As of yesterday, her family tell-all, Too Much and Never Enough: How My Family Created the World's Most Dangerous Man, sold 950,000 copies on its first day, according to its publisher, Simon & Schuster.
The figure is a record for the publishing house, beating Bob Woodward's Fear, which sold 900,000 copies by the end of its first day, James Comey's A Higher Loyalty, which sold 600,000, and Michel Wolff's Fire & Fury, which sold 1.7 million in its first month.
In the book, Trump opens up about the barriers she faced in coming out to her family following disturbing comments her grandmother made in the wake of Princess Diana's death in 1997, when she reportedly said it was a "disgrace they're letting that little faggot Elton John sing" at Diana's service.
Trump, a psychologist by trade, detailed in the book that she married her wife soon after the comment was made and realized "it was better that [my grandmother] didn't know I was living with a woman."
She and her wife are still together and live in New York City with their daughter.
The lesbian author has been revealing more details about the president's inner workings on a promotional tour for the book. Last night, she sat down with Rachel Maddow and spoke candidly about Donald Trump's history of racist and anti-Semitic rhetoric.
When asked by Maddow if she's ever heard the president say the n word, Trump replied, "Of course I did," adding, "I don't think that should surprise anybody given how virulently racist he is today."

# # # # #

(BRIEF 1) According to the article about the Trump family tell-all, how many copies did the book sell on its first day?
(BRIEF 2) List the titles of the other books that the article about the Trump family tell-all compares its first-day sales against.
(BRIEF 3) Resume the article about the Trump family tell-all from its final sentence, carrying it forward in the same voice.

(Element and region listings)
# # # # #

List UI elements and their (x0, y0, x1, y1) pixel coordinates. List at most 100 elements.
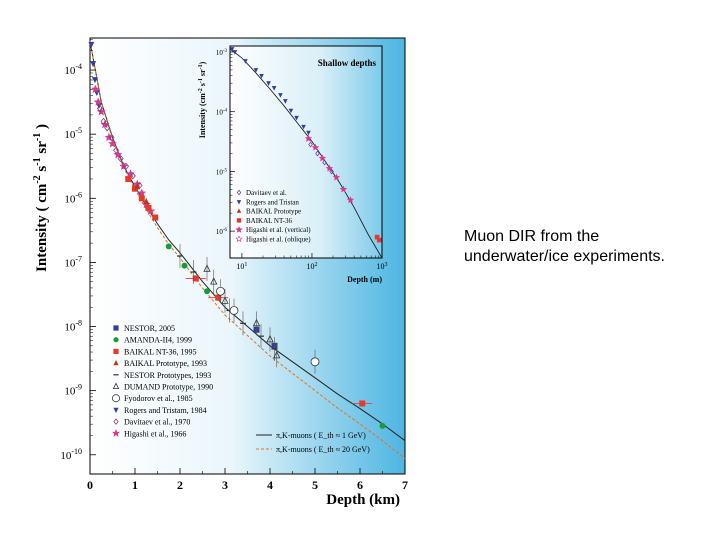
inset-y-axis-label: Intensity (cm-2 s-1 sr-1) (198, 61, 207, 138)
legend-marker (113, 360, 119, 366)
legend-marker (113, 337, 119, 343)
main-data-point (143, 198, 150, 204)
main-data-point (137, 188, 147, 197)
inset-legend-marker (235, 235, 243, 242)
main-data-point (100, 120, 110, 129)
main-data-point (91, 77, 98, 84)
main-x-tick-label: 3 (222, 478, 228, 492)
inset-data-point (315, 150, 320, 157)
legend-entry: BAIKAL NT-36, 1995 (124, 347, 197, 356)
main-x-tick-label: 0 (87, 478, 93, 492)
main-data-point (216, 286, 225, 296)
legend-marker (112, 429, 120, 437)
main-data-point (181, 262, 188, 269)
main-data-point (104, 124, 111, 132)
main-data-point (134, 183, 141, 190)
inset-legend-marker (236, 218, 242, 223)
legend-entry: Fyodorov et al., 1985 (124, 394, 193, 403)
main-data-point (96, 107, 106, 116)
figure-caption: Muon DIR from the underwater/ice experim… (464, 227, 704, 267)
inset-x-axis-label: Depth (m) (347, 275, 382, 284)
inset-legend-entry: Higashi et al. (oblique) (246, 236, 311, 244)
inset-x-tick-label: 103 (377, 262, 388, 271)
inset-title: Shallow depths (318, 58, 377, 68)
main-data-point (203, 264, 211, 272)
legend-entry: DUMAND Prototype, 1990 (124, 383, 213, 392)
main-data-point (138, 195, 145, 202)
main-data-point (145, 204, 152, 211)
legend-entry: Davitaev et al., 1970 (124, 418, 190, 427)
legend-entry: NESTOR, 2005 (124, 324, 175, 333)
main-x-tick-label: 6 (357, 478, 363, 492)
caption-line-1: Muon DIR from the (464, 228, 600, 245)
legend-marker (113, 407, 119, 413)
main-data-point (221, 296, 229, 304)
inset-data-point (243, 59, 248, 64)
main-data-point (215, 294, 222, 301)
inset-legend-entry: Higashi et al. (vertical) (246, 226, 311, 234)
caption-line-2: underwater/ice experiments. (464, 248, 665, 265)
main-x-tick-labels: 0 1 2 3 4 5 6 7 (87, 478, 408, 492)
main-data-point (252, 318, 261, 327)
main-y-tick-label: 10-7 (64, 254, 82, 269)
inset-x-tick-label: 101 (236, 262, 247, 271)
inset-legend-marker (236, 189, 242, 196)
inset-x-tick-label: 102 (306, 262, 317, 271)
main-x-tick-label: 4 (267, 478, 273, 492)
main-y-tick-label: 10-9 (64, 383, 82, 398)
inset-data-point (306, 130, 311, 136)
curve-legend-entry: π,K-muons ( E_th ≈ 1 GeV) (276, 431, 366, 440)
main-data-point (93, 90, 100, 96)
main-data-point (229, 306, 239, 315)
inset-y-tick-label: 10-6 (216, 228, 228, 236)
legend-entry: AMANDA-II4, 1999 (124, 336, 192, 345)
inset-legend-entry: Davitaev et al. (246, 189, 287, 197)
main-data-point (359, 400, 366, 407)
inset-data-point (332, 173, 341, 181)
inset-data-point (322, 159, 327, 166)
inset-data-point (253, 68, 259, 73)
legend-entry: NESTOR Prototypes, 1993 (124, 371, 211, 380)
main-data-point (108, 133, 115, 142)
main-data-point (379, 422, 386, 429)
inset-legend-marker (236, 200, 242, 205)
main-data-point (192, 275, 199, 282)
main-data-points (88, 41, 386, 429)
inset-legend: Davitaev et al.Rogers and Tristan BAIKAL … (235, 189, 311, 244)
main-data-point (125, 176, 132, 183)
legend-entry: Higashi et al., 1966 (124, 429, 186, 438)
inset-y-tick-label: 10-5 (216, 168, 228, 176)
inset-legend-entry: Rogers and Tristan (246, 198, 299, 206)
inset-y-tick-label: 10-3 (216, 49, 228, 57)
curve-legend-entry: π,K-muons ( E_th ≈ 20 GeV) (276, 445, 370, 454)
inset-model-curve (229, 48, 383, 259)
main-legend: NESTOR, 2005 AMANDA-II4, 1999 BAIKAL NT-36… (112, 324, 370, 454)
legend-marker (113, 418, 119, 425)
inset-data-point (304, 134, 313, 142)
inset-data-point (339, 185, 348, 193)
inset-axis-ticks (230, 51, 383, 258)
inset-data-point (308, 141, 313, 148)
main-x-tick-label: 7 (402, 478, 408, 492)
inset-data-point (278, 93, 283, 98)
inset-legend-marker (236, 208, 242, 213)
inset-data-point (283, 99, 288, 104)
legend-entry: BAIKAL Prototype, 1993 (124, 359, 207, 368)
inset-data-point (288, 108, 294, 114)
main-data-point (88, 41, 95, 48)
inset-data-points (229, 47, 382, 243)
main-x-tick-label: 2 (177, 478, 183, 492)
inset-data-point (311, 143, 320, 151)
main-data-point (210, 277, 218, 285)
main-data-point (100, 117, 107, 125)
legend-marker (112, 382, 120, 390)
main-data-point (273, 350, 281, 359)
main-x-tick-label: 1 (132, 478, 138, 492)
main-y-tick-label: 10-6 (64, 190, 82, 205)
inset-data-point (259, 74, 264, 79)
main-data-point (108, 139, 117, 148)
main-y-tick-label: 10-8 (64, 319, 82, 334)
main-data-point (93, 97, 103, 106)
inset-data-point (374, 234, 380, 240)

# # # # #

(FINAL RESULT 1) 950,000 copies, according to Simon & Schuster.

(FINAL RESULT 2) Fear, A Higher Loyalty, Fire & Fury

(FINAL RESULT 3)
She also replied "yes" when Maddow asked if she'd heard the president use anti-Semitic slurs.
The White House gave a statement to MSNBC following the interview that the president "doesn't use those words," adding that Mary Trump's book was full of "falsehoods."
Additionally, in the interview Mary expresses that she'd hoped her uncle would surround himself by intelligent people so they would protect the country against his "worst impulses," to which she acknowledged, "Clearly I was wrong..."
"I can't say that there was a last straw because there had been so many straws," she told Maddow of the thought process of deciding to write the book. "But certainly the horrors at the border -- you know, the separating of children from their parents; the torture, the kidnapping, and the incarceration of them in cages, was unthinkable, unbearable, and when an opportunity presented itself to me to do something, I needed to take a leap."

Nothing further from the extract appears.